[GIVEN REQUEST]
Pull out every line below holding the word "caption".

[PROVIDED DATA]
▼
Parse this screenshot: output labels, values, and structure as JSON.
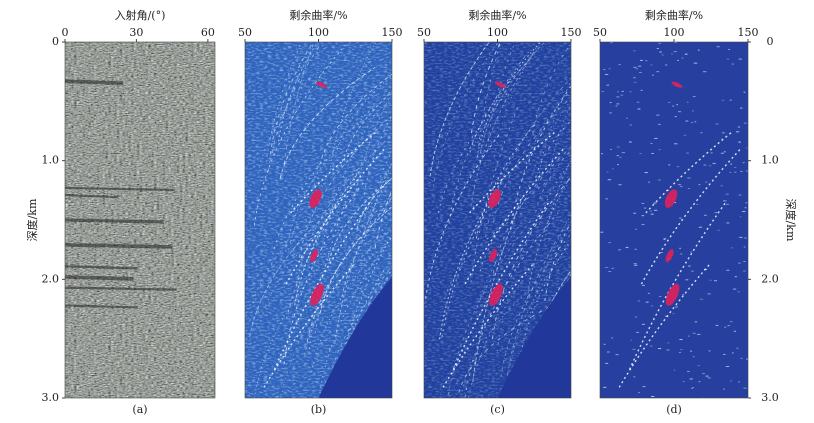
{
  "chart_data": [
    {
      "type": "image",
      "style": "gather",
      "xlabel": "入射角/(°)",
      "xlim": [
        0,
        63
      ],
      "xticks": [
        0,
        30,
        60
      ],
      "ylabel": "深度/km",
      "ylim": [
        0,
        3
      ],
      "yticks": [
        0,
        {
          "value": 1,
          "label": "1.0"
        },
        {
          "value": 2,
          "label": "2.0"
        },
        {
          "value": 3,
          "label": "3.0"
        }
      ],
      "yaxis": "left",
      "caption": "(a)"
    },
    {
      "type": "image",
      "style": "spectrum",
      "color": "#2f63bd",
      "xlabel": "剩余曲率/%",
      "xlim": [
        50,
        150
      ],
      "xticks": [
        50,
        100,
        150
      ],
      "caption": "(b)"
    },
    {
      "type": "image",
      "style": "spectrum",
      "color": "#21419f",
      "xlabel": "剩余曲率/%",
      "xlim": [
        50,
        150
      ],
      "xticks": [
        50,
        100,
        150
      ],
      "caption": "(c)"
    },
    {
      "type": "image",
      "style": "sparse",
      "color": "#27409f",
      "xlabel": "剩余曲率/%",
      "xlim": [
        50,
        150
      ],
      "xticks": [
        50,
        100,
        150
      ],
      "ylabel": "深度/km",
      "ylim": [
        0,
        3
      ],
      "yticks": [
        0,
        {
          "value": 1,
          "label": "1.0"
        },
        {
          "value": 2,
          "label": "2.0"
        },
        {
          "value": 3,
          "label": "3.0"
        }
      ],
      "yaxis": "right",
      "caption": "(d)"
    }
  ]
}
▲
[RESULT OF THE TASK]
      "caption": "(a)"
      "caption": "(b)"
      "caption": "(c)"
      "caption": "(d)"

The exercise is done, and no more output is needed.